Return each entry exactly, with none missing.

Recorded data
- - - - - - -

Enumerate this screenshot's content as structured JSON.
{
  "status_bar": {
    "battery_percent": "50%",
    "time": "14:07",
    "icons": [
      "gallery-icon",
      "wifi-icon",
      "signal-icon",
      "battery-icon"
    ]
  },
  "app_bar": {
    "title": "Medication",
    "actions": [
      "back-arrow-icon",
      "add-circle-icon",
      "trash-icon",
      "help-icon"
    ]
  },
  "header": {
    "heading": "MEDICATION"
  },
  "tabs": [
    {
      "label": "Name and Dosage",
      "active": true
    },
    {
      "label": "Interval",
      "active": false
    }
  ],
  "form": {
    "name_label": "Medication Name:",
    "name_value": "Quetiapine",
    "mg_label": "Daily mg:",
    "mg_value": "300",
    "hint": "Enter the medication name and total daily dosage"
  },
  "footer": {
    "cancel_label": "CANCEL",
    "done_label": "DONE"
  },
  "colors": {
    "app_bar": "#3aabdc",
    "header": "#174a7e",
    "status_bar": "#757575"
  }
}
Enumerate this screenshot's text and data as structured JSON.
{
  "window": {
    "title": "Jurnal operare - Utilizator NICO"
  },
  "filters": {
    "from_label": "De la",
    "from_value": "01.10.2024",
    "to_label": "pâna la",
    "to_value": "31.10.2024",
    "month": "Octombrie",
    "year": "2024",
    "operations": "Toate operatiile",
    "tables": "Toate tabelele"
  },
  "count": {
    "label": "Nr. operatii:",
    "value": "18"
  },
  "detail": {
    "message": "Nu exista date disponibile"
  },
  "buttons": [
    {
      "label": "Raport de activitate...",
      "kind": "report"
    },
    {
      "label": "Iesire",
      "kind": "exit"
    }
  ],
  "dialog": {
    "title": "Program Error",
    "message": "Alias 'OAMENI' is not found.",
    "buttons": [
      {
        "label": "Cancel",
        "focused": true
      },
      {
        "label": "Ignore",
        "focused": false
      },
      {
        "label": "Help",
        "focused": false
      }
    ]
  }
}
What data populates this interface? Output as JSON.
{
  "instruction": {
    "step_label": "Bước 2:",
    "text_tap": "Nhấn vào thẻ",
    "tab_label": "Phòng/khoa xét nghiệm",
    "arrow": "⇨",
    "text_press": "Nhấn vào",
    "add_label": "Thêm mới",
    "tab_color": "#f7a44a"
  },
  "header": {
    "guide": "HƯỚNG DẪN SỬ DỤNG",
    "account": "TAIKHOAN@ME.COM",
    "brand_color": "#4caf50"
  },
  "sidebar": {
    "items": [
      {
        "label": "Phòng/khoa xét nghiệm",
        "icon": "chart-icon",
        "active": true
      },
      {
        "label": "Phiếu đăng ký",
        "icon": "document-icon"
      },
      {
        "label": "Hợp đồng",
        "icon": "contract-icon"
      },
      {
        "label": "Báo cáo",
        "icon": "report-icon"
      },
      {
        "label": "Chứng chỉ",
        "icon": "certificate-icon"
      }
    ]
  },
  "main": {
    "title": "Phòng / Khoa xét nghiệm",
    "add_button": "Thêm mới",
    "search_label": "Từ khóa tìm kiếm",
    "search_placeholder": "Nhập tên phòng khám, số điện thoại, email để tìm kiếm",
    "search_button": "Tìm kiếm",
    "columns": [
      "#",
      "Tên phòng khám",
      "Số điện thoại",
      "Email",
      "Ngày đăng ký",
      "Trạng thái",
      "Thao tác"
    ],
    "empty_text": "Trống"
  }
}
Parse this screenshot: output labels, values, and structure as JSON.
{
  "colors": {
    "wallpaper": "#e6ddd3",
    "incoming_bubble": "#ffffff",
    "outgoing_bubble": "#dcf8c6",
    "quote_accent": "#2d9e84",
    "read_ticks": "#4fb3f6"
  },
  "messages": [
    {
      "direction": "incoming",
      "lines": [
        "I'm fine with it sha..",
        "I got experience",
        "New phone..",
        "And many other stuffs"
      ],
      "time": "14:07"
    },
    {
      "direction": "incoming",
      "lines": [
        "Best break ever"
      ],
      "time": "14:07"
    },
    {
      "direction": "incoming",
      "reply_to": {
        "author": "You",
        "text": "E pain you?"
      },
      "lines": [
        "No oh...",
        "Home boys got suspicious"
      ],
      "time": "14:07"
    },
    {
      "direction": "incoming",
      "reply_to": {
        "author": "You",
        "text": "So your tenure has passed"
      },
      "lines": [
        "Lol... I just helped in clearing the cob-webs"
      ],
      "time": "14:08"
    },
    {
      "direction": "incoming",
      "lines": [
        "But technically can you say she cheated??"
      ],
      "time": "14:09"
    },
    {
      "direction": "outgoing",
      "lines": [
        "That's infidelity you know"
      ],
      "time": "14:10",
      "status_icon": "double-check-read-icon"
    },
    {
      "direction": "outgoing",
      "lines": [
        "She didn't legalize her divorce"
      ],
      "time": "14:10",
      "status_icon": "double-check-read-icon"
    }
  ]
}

- - - - - - -

--- The completed task ---
Enumerate this screenshot's content as structured JSON.
{
  "status_bar": {
    "battery_percent": "50%",
    "time": "14:07",
    "icons": [
      "gallery-icon",
      "wifi-icon",
      "signal-icon",
      "battery-icon"
    ]
  },
  "app_bar": {
    "title": "Medication",
    "actions": [
      "back-arrow-icon",
      "add-circle-icon",
      "trash-icon",
      "help-icon"
    ]
  },
  "header": {
    "heading": "MEDICATION"
  },
  "tabs": [
    {
      "label": "Name and Dosage",
      "active": true
    },
    {
      "label": "Interval",
      "active": false
    }
  ],
  "form": {
    "name_label": "Medication Name:",
    "name_value": "Quetiapine",
    "mg_label": "Daily mg:",
    "mg_value": "300",
    "hint": "Enter the medication name and total daily dosage"
  },
  "footer": {
    "cancel_label": "CANCEL",
    "done_label": "DONE"
  },
  "colors": {
    "app_bar": "#3aabdc",
    "header": "#174a7e",
    "status_bar": "#757575"
  }
}
Enumerate this screenshot's text and data as structured JSON.
{
  "window": {
    "title": "Jurnal operare - Utilizator NICO"
  },
  "filters": {
    "from_label": "De la",
    "from_value": "01.10.2024",
    "to_label": "pâna la",
    "to_value": "31.10.2024",
    "month": "Octombrie",
    "year": "2024",
    "operations": "Toate operatiile",
    "tables": "Toate tabelele"
  },
  "count": {
    "label": "Nr. operatii:",
    "value": "18"
  },
  "detail": {
    "message": "Nu exista date disponibile"
  },
  "buttons": [
    {
      "label": "Raport de activitate...",
      "kind": "report"
    },
    {
      "label": "Iesire",
      "kind": "exit"
    }
  ],
  "dialog": {
    "title": "Program Error",
    "message": "Alias 'OAMENI' is not found.",
    "buttons": [
      {
        "label": "Cancel",
        "focused": true
      },
      {
        "label": "Ignore",
        "focused": false
      },
      {
        "label": "Help",
        "focused": false
      }
    ]
  }
}
What data populates this interface? Output as JSON.
{
  "instruction": {
    "step_label": "Bước 2:",
    "text_tap": "Nhấn vào thẻ",
    "tab_label": "Phòng/khoa xét nghiệm",
    "arrow": "⇨",
    "text_press": "Nhấn vào",
    "add_label": "Thêm mới",
    "tab_color": "#f7a44a"
  },
  "header": {
    "guide": "HƯỚNG DẪN SỬ DỤNG",
    "account": "TAIKHOAN@ME.COM",
    "brand_color": "#4caf50"
  },
  "sidebar": {
    "items": [
      {
        "label": "Phòng/khoa xét nghiệm",
        "icon": "chart-icon",
        "active": true
      },
      {
        "label": "Phiếu đăng ký",
        "icon": "document-icon"
      },
      {
        "label": "Hợp đồng",
        "icon": "contract-icon"
      },
      {
        "label": "Báo cáo",
        "icon": "report-icon"
      },
      {
        "label": "Chứng chỉ",
        "icon": "certificate-icon"
      }
    ]
  },
  "main": {
    "title": "Phòng / Khoa xét nghiệm",
    "add_button": "Thêm mới",
    "search_label": "Từ khóa tìm kiếm",
    "search_placeholder": "Nhập tên phòng khám, số điện thoại, email để tìm kiếm",
    "search_button": "Tìm kiếm",
    "columns": [
      "#",
      "Tên phòng khám",
      "Số điện thoại",
      "Email",
      "Ngày đăng ký",
      "Trạng thái",
      "Thao tác"
    ],
    "empty_text": "Trống"
  }
}
Parse this screenshot: output labels, values, and structure as JSON.
{
  "colors": {
    "wallpaper": "#e6ddd3",
    "incoming_bubble": "#ffffff",
    "outgoing_bubble": "#dcf8c6",
    "quote_accent": "#2d9e84",
    "read_ticks": "#4fb3f6"
  },
  "messages": [
    {
      "direction": "incoming",
      "lines": [
        "I'm fine with it sha..",
        "I got experience",
        "New phone..",
        "And many other stuffs"
      ],
      "time": "14:07"
    },
    {
      "direction": "incoming",
      "lines": [
        "Best break ever"
      ],
      "time": "14:07"
    },
    {
      "direction": "incoming",
      "reply_to": {
        "author": "You",
        "text": "E pain you?"
      },
      "lines": [
        "No oh...",
        "Home boys got suspicious"
      ],
      "time": "14:07"
    },
    {
      "direction": "incoming",
      "reply_to": {
        "author": "You",
        "text": "So your tenure has passed"
      },
      "lines": [
        "Lol... I just helped in clearing the cob-webs"
      ],
      "time": "14:08"
    },
    {
      "direction": "incoming",
      "lines": [
        "But technically can you say she cheated??"
      ],
      "time": "14:09"
    },
    {
      "direction": "outgoing",
      "lines": [
        "That's infidelity you know"
      ],
      "time": "14:10",
      "status_icon": "double-check-read-icon"
    },
    {
      "direction": "outgoing",
      "lines": [
        "She didn't legalize her divorce"
      ],
      "time": "14:10",
      "status_icon": "double-check-read-icon"
    }
  ]
}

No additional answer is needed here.